Dataset items:
□ □ □

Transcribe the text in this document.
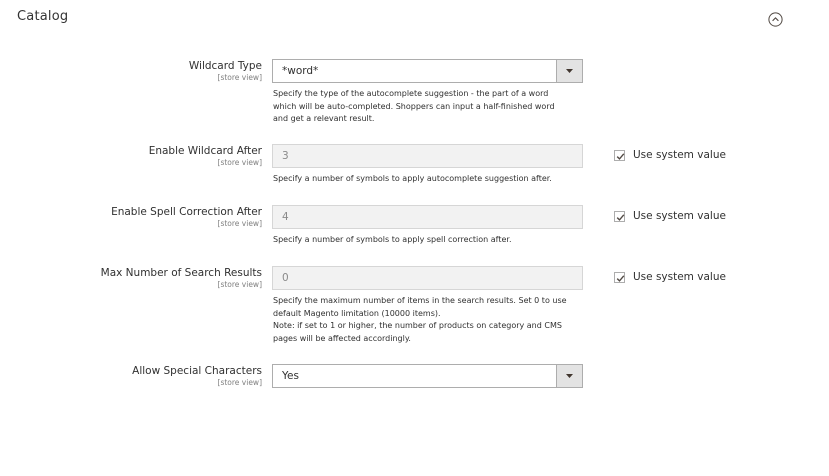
Catalog
Wildcard Type
[store view]
*word*
Specify the type of the autocomplete suggestion - the part of a word
which will be auto-completed. Shoppers can input a half-finished word
and get a relevant result.
Enable Wildcard After
[store view]
3
Specify a number of symbols to apply autocomplete suggestion after.
Use system value
Enable Spell Correction After
[store view]
4
Specify a number of symbols to apply spell correction after.
Use system value
Max Number of Search Results
[store view]
0
Specify the maximum number of items in the search results. Set 0 to use
default Magento limitation (10000 items).
Note: if set to 1 or higher, the number of products on category and CMS
pages will be affected accordingly.
Use system value
Allow Special Characters
[store view]
Yes
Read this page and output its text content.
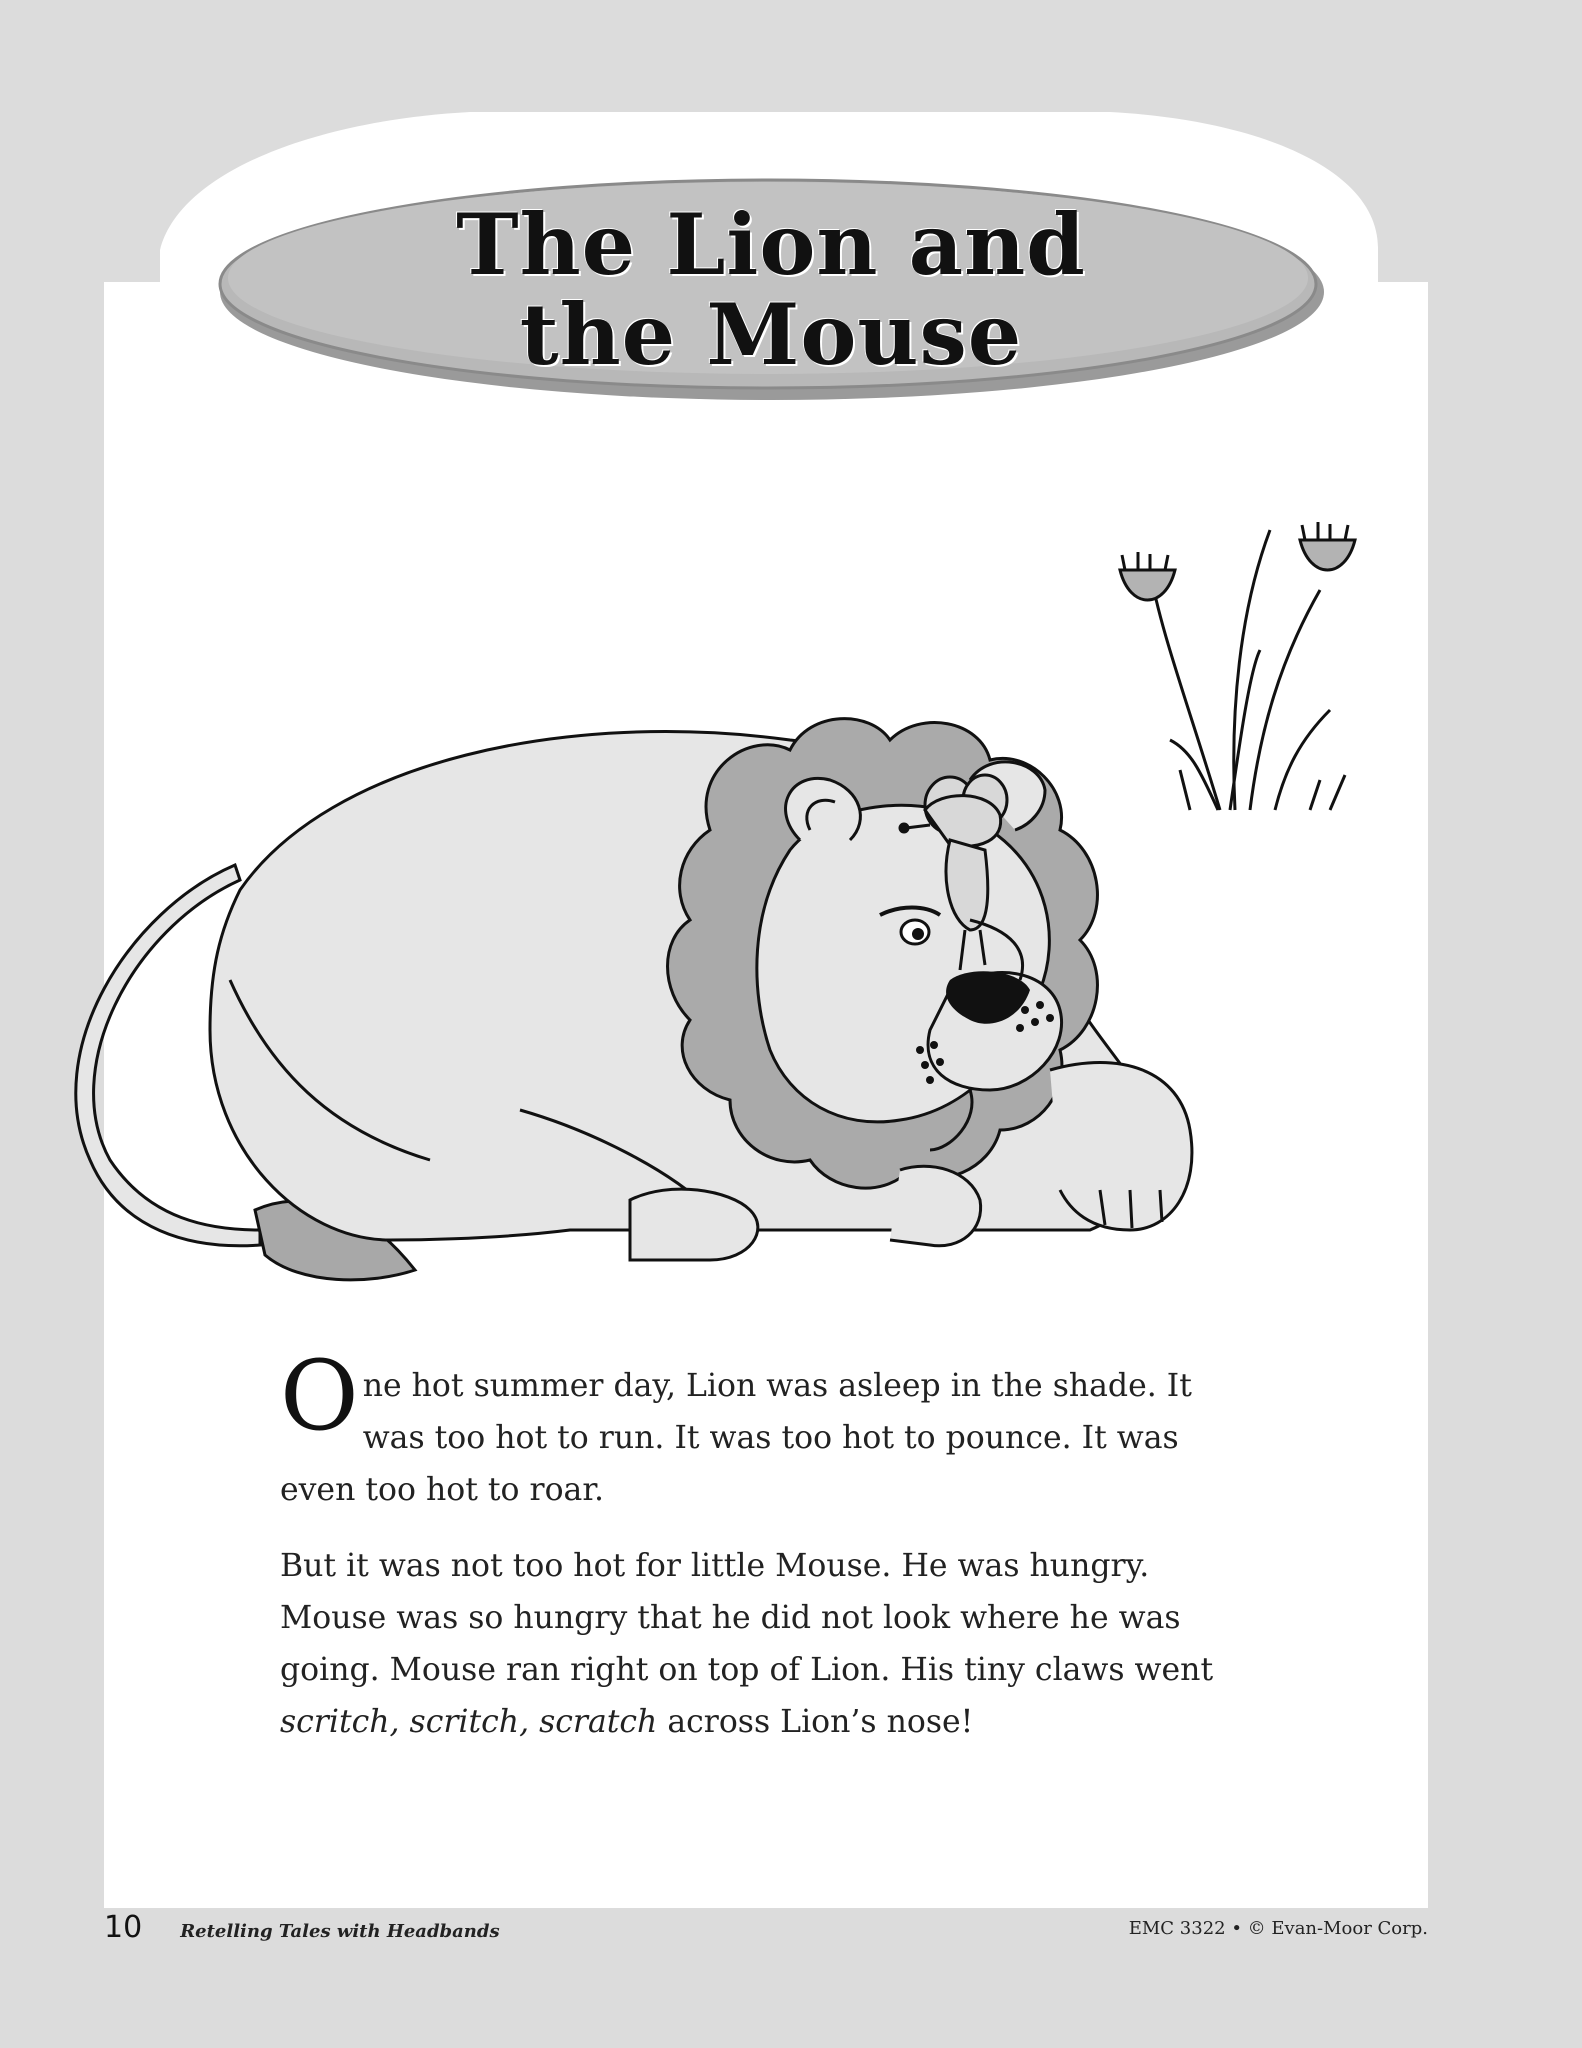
The Lion and
the Mouse

One hot summer day, Lion was asleep in the shade. It was too hot to run. It was too hot to pounce. It was even too hot to roar.

But it was not too hot for little Mouse. He was hungry. Mouse was so hungry that he did not look where he was going. Mouse ran right on top of Lion. His tiny claws went scritch, scritch, scratch across Lion’s nose!

10 Retelling Tales with Headbands	EMC 3322 • © Evan-Moor Corp.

□ □ □

EXERCISE GOAL
Transcribe the records above verbatim. Do not carry over any picture.

OUTPUT FOR THIS TASK
Transcribe the text in this document.
Catalog
Wildcard Type
[store view]
*word*
Specify the type of the autocomplete suggestion - the part of a word
which will be auto-completed. Shoppers can input a half-finished word
and get a relevant result.
Enable Wildcard After
[store view]
3
Specify a number of symbols to apply autocomplete suggestion after.
Use system value
Enable Spell Correction After
[store view]
4
Specify a number of symbols to apply spell correction after.
Use system value
Max Number of Search Results
[store view]
0
Specify the maximum number of items in the search results. Set 0 to use
default Magento limitation (10000 items).
Note: if set to 1 or higher, the number of products on category and CMS
pages will be affected accordingly.
Use system value
Allow Special Characters
[store view]
Yes
Read this page and output its text content.
The Lion and
the Mouse

One hot summer day, Lion was asleep in the shade. It was too hot to run. It was too hot to pounce. It was even too hot to roar.

But it was not too hot for little Mouse. He was hungry. Mouse was so hungry that he did not look where he was going. Mouse ran right on top of Lion. His tiny claws went scritch, scritch, scratch across Lion’s nose!

10 Retelling Tales with Headbands	EMC 3322 • © Evan-Moor Corp.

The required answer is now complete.